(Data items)

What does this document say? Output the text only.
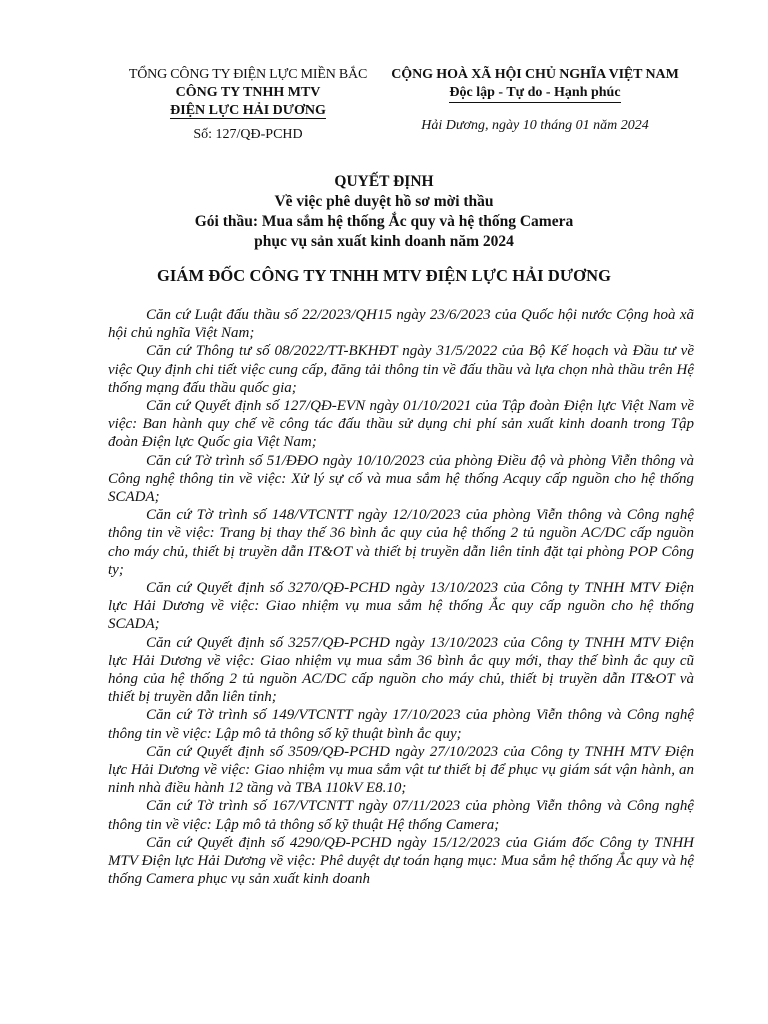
TỔNG CÔNG TY ĐIỆN LỰC MIỀN BẮC
CÔNG TY TNHH MTV
ĐIỆN LỰC HẢI DƯƠNG
Số: 127/QĐ-PCHD
CỘNG HOÀ XÃ HỘI CHỦ NGHĨA VIỆT NAM
Độc lập - Tự do - Hạnh phúc
Hải Dương, ngày 10 tháng 01 năm 2024
QUYẾT ĐỊNH
Về việc phê duyệt hồ sơ mời thầu
Gói thầu: Mua sắm hệ thống Ắc quy và hệ thống Camera
phục vụ sản xuất kinh doanh năm 2024
GIÁM ĐỐC CÔNG TY TNHH MTV ĐIỆN LỰC HẢI DƯƠNG

Căn cứ Luật đấu thầu số 22/2023/QH15 ngày 23/6/2023 của Quốc hội nước Cộng hoà xã hội chủ nghĩa Việt Nam;

Căn cứ Thông tư số 08/2022/TT-BKHĐT ngày 31/5/2022 của Bộ Kế hoạch và Đầu tư về việc Quy định chi tiết việc cung cấp, đăng tải thông tin về đấu thầu và lựa chọn nhà thầu trên Hệ thống mạng đấu thầu quốc gia;

Căn cứ Quyết định số 127/QĐ-EVN ngày 01/10/2021 của Tập đoàn Điện lực Việt Nam về việc: Ban hành quy chế về công tác đấu thầu sử dụng chi phí sản xuất kinh doanh trong Tập đoàn Điện lực Quốc gia Việt Nam;

Căn cứ Tờ trình số 51/ĐĐO ngày 10/10/2023 của phòng Điều độ và phòng Viễn thông và Công nghệ thông tin về việc: Xử lý sự cố và mua sắm hệ thống Acquy cấp nguồn cho hệ thống SCADA;

Căn cứ Tờ trình số 148/VTCNTT ngày 12/10/2023 của phòng Viễn thông và Công nghệ thông tin về việc: Trang bị thay thế 36 bình ắc quy của hệ thống 2 tủ nguồn AC/DC cấp nguồn cho máy chủ, thiết bị truyền dẫn IT&OT và thiết bị truyền dẫn liên tỉnh đặt tại phòng POP Công ty;

Căn cứ Quyết định số 3270/QĐ-PCHD ngày 13/10/2023 của Công ty TNHH MTV Điện lực Hải Dương về việc: Giao nhiệm vụ mua sắm hệ thống Ắc quy cấp nguồn cho hệ thống SCADA;

Căn cứ Quyết định số 3257/QĐ-PCHD ngày 13/10/2023 của Công ty TNHH MTV Điện lực Hải Dương về việc: Giao nhiệm vụ mua sắm 36 bình ắc quy mới, thay thế bình ắc quy cũ hỏng của hệ thống 2 tủ nguồn AC/DC cấp nguồn cho máy chủ, thiết bị truyền dẫn IT&OT và thiết bị truyền dẫn liên tỉnh;

Căn cứ Tờ trình số 149/VTCNTT ngày 17/10/2023 của phòng Viễn thông và Công nghệ thông tin về việc: Lập mô tả thông số kỹ thuật bình ắc quy;

Căn cứ Quyết định số 3509/QĐ-PCHD ngày 27/10/2023 của Công ty TNHH MTV Điện lực Hải Dương về việc: Giao nhiệm vụ mua sắm vật tư thiết bị để phục vụ giám sát vận hành, an ninh nhà điều hành 12 tầng và TBA 110kV E8.10;

Căn cứ Tờ trình số 167/VTCNTT ngày 07/11/2023 của phòng Viễn thông và Công nghệ thông tin về việc: Lập mô tả thông số kỹ thuật Hệ thống Camera;

Căn cứ Quyết định số 4290/QĐ-PCHD ngày 15/12/2023 của Giám đốc Công ty TNHH MTV Điện lực Hải Dương về việc: Phê duyệt dự toán hạng mục: Mua sắm hệ thống Ắc quy và hệ thống Camera phục vụ sản xuất kinh doanh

_Aim_
List every line above that holds the word "PCHD".

_Reply to the exercise_
Số: 127/QĐ-PCHD
Căn cứ Quyết định số 3270/QĐ-PCHD ngày 13/10/2023 của Công ty TNHH MTV Điện lực Hải Dương về việc: Giao nhiệm vụ mua sắm hệ thống Ắc quy cấp nguồn cho hệ thống SCADA;
Căn cứ Quyết định số 3257/QĐ-PCHD ngày 13/10/2023 của Công ty TNHH MTV Điện lực Hải Dương về việc: Giao nhiệm vụ mua sắm 36 bình ắc quy mới, thay thế bình ắc quy cũ hỏng của hệ thống 2 tủ nguồn AC/DC cấp nguồn cho máy chủ, thiết bị truyền dẫn IT&OT và thiết bị truyền dẫn liên tỉnh;
Căn cứ Quyết định số 3509/QĐ-PCHD ngày 27/10/2023 của Công ty TNHH MTV Điện lực Hải Dương về việc: Giao nhiệm vụ mua sắm vật tư thiết bị để phục vụ giám sát vận hành, an ninh nhà điều hành 12 tầng và TBA 110kV E8.10;
Căn cứ Quyết định số 4290/QĐ-PCHD ngày 15/12/2023 của Giám đốc Công ty TNHH MTV Điện lực Hải Dương về việc: Phê duyệt dự toán hạng mục: Mua sắm hệ thống Ắc quy và hệ thống Camera phục vụ sản xuất kinh doanh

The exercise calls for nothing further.